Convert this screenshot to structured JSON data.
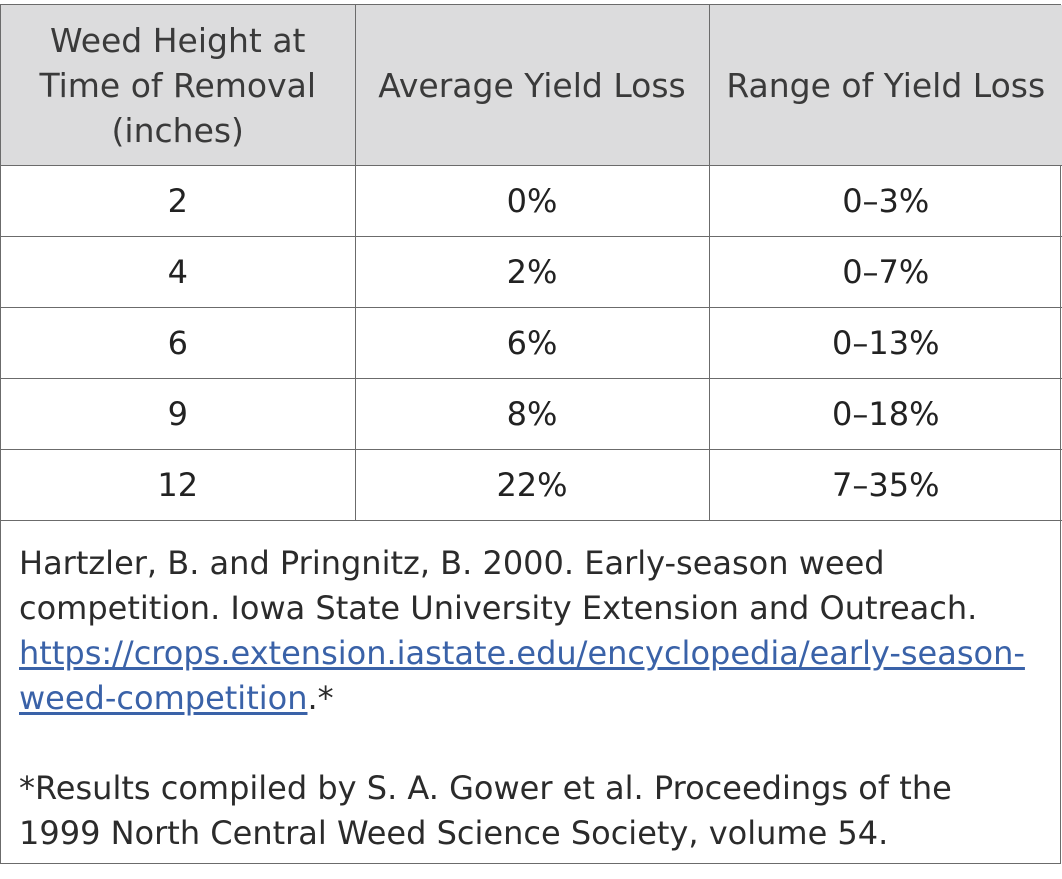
{
  "table": {
    "headers": [
      "Weed Height at Time of Removal (inches)",
      "Average Yield Loss",
      "Range of Yield Loss"
    ],
    "rows": [
      [
        "2",
        "0%",
        "0–3%"
      ],
      [
        "4",
        "2%",
        "0–7%"
      ],
      [
        "6",
        "6%",
        "0–13%"
      ],
      [
        "9",
        "8%",
        "0–18%"
      ],
      [
        "12",
        "22%",
        "7–35%"
      ]
    ]
  },
  "notes": {
    "citation_text": "Hartzler, B. and Pringnitz, B. 2000. Early-season weed competition. Iowa State University Extension and Outreach. ",
    "citation_link": "https://crops.extension.iastate.edu/encyclopedia/early-season-weed-competition",
    "citation_suffix": ".*",
    "footnote": "*Results compiled by S. A. Gower et al. Proceedings of the 1999 North Central Weed Science Society, volume 54."
  }
}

######

Return the whole listing, word for word, and leave out every picture.

Convert this screenshot to structured JSON data.
{
  "table": {
    "headers": [
      "Weed Height at Time of Removal (inches)",
      "Average Yield Loss",
      "Range of Yield Loss"
    ],
    "rows": [
      [
        "2",
        "0%",
        "0–3%"
      ],
      [
        "4",
        "2%",
        "0–7%"
      ],
      [
        "6",
        "6%",
        "0–13%"
      ],
      [
        "9",
        "8%",
        "0–18%"
      ],
      [
        "12",
        "22%",
        "7–35%"
      ]
    ]
  },
  "notes": {
    "citation_text": "Hartzler, B. and Pringnitz, B. 2000. Early-season weed competition. Iowa State University Extension and Outreach. ",
    "citation_link": "https://crops.extension.iastate.edu/encyclopedia/early-season-weed-competition",
    "citation_suffix": ".*",
    "footnote": "*Results compiled by S. A. Gower et al. Proceedings of the 1999 North Central Weed Science Society, volume 54."
  }
}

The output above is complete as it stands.